-------- Material for this exercise
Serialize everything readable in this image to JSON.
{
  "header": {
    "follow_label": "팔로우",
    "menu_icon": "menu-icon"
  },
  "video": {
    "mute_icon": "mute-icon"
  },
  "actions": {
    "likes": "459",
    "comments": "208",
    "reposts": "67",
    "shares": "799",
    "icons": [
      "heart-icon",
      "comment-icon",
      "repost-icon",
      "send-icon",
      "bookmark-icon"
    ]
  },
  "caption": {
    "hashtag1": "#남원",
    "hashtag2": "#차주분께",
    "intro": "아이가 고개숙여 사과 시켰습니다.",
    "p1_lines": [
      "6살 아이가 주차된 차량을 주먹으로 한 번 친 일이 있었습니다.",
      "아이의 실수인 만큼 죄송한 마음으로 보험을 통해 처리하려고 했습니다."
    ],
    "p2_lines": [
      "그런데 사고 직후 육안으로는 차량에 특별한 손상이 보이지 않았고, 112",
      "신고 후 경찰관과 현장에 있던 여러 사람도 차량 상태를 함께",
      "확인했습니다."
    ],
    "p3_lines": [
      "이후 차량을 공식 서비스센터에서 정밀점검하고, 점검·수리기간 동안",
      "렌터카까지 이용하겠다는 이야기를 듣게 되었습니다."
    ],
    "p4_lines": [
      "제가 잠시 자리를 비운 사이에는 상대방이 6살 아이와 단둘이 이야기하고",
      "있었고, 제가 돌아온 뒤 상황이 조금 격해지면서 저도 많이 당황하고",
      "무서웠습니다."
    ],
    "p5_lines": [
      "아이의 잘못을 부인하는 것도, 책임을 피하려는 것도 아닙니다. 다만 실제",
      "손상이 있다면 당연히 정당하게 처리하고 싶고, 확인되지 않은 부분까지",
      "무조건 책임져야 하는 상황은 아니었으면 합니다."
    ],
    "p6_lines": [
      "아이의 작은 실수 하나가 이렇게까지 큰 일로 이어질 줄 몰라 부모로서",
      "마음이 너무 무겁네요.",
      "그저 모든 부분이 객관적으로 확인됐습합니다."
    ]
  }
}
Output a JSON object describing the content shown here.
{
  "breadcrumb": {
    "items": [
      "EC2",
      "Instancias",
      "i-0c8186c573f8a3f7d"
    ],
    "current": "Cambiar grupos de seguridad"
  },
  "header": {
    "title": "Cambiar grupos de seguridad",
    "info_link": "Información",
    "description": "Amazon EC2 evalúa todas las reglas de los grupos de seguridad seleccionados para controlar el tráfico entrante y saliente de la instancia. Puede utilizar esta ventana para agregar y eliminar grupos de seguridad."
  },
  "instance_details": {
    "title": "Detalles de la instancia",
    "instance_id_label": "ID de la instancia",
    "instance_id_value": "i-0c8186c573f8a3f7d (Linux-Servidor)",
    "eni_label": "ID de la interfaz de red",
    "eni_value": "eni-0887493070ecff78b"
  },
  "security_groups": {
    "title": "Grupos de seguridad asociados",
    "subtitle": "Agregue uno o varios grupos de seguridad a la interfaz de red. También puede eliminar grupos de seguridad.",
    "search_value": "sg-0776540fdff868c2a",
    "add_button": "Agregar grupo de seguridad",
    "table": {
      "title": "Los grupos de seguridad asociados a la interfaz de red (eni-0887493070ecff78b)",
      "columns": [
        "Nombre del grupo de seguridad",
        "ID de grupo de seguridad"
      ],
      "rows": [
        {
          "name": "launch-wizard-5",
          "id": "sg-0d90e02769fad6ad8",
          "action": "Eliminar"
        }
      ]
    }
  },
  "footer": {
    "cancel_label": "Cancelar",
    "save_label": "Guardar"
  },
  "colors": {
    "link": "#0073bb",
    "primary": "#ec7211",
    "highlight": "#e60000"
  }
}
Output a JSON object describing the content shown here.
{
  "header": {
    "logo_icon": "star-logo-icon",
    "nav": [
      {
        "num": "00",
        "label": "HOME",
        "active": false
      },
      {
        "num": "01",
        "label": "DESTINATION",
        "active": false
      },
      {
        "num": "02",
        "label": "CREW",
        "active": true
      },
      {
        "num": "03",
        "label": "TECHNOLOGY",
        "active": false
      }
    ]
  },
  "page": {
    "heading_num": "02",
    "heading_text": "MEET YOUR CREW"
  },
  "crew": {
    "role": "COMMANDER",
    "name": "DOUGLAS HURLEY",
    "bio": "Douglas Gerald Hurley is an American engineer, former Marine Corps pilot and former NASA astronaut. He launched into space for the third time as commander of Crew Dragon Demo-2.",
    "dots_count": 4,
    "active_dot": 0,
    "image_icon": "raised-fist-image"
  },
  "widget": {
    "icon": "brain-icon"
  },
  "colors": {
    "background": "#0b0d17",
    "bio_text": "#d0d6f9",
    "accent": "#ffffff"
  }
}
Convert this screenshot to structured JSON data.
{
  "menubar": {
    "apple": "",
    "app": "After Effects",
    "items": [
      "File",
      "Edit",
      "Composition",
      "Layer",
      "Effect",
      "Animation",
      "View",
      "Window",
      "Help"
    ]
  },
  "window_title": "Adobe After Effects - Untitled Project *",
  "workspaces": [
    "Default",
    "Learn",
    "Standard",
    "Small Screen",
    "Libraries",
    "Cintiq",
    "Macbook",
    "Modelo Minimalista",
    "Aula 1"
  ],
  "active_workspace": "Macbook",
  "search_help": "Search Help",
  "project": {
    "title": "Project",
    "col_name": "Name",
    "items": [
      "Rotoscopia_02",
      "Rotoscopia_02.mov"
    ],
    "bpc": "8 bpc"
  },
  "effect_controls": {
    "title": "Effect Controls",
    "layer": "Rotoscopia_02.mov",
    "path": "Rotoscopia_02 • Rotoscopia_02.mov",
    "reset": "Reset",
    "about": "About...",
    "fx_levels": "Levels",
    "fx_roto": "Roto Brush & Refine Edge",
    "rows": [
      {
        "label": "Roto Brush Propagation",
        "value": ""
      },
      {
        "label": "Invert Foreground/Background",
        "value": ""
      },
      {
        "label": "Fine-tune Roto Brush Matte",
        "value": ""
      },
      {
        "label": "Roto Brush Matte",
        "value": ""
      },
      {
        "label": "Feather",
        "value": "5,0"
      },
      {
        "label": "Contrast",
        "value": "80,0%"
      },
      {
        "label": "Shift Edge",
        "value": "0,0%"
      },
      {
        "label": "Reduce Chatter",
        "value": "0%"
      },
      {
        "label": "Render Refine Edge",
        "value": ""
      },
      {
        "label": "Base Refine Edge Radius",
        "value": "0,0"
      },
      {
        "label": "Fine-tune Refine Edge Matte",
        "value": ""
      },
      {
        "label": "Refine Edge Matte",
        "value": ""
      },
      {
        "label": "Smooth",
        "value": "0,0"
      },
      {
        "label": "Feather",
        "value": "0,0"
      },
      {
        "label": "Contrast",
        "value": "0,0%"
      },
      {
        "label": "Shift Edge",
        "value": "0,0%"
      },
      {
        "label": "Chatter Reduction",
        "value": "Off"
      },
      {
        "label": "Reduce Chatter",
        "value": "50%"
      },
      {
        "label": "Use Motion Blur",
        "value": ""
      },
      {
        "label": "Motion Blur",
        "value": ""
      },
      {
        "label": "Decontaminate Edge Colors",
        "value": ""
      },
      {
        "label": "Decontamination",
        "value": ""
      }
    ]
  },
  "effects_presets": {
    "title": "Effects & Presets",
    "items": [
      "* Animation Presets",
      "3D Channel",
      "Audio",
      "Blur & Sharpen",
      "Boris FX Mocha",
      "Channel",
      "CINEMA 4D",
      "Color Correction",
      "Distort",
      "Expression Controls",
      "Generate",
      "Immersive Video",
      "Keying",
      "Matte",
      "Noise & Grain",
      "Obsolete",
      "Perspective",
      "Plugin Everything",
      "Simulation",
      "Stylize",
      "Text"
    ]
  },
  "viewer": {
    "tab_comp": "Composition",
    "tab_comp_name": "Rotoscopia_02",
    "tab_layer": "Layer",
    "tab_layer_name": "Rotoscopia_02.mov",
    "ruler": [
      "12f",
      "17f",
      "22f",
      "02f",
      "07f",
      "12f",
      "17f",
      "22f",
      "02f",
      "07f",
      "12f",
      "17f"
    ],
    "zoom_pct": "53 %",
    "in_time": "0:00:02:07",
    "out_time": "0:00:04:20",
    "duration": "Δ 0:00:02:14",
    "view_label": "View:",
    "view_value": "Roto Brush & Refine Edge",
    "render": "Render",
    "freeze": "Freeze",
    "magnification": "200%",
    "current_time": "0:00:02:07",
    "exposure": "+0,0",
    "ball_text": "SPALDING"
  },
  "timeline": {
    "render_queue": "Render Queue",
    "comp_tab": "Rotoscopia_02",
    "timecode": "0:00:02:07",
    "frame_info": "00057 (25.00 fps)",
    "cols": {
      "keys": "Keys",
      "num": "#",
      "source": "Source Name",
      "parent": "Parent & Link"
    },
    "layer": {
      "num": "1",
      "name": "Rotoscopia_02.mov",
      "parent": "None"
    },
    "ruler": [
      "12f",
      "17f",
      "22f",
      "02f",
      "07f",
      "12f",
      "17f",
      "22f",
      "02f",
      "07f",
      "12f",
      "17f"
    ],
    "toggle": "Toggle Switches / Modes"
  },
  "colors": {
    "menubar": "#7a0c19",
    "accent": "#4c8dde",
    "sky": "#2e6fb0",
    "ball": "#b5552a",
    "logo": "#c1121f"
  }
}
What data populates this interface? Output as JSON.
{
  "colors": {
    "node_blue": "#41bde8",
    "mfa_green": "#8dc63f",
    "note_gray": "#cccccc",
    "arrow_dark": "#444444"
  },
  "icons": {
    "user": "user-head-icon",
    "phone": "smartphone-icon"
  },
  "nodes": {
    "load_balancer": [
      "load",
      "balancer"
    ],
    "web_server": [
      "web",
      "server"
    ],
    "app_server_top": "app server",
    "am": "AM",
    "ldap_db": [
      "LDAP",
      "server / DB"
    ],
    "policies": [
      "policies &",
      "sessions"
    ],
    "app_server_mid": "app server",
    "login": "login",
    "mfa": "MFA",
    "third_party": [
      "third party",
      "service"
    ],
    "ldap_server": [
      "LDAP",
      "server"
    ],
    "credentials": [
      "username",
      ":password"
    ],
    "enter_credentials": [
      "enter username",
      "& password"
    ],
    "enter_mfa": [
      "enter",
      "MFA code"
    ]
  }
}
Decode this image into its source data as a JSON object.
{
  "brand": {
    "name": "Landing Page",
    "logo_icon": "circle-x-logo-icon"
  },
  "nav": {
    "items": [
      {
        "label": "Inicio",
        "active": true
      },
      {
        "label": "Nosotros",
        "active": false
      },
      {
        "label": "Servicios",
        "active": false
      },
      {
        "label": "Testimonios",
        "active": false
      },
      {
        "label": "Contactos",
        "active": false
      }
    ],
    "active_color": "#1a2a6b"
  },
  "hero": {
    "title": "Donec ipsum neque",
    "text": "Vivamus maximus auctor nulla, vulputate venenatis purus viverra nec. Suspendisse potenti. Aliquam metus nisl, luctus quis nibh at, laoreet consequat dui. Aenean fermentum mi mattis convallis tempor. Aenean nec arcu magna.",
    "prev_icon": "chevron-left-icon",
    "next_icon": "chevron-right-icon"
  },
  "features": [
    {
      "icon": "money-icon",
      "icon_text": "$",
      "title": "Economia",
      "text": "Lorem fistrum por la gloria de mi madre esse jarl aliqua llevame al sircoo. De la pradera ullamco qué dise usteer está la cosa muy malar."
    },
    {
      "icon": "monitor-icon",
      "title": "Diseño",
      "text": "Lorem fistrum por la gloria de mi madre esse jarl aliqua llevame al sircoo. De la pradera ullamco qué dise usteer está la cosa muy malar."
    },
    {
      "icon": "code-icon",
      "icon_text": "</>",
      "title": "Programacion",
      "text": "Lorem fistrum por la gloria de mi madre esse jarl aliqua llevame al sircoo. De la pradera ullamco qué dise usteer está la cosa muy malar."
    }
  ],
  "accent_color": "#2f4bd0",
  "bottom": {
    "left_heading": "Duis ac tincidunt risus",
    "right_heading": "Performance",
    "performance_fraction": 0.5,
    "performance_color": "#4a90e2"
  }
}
----------------
— Work to complete —
State how many lines in the records above contain the word "asociados", and give only that number.

— Task response —
2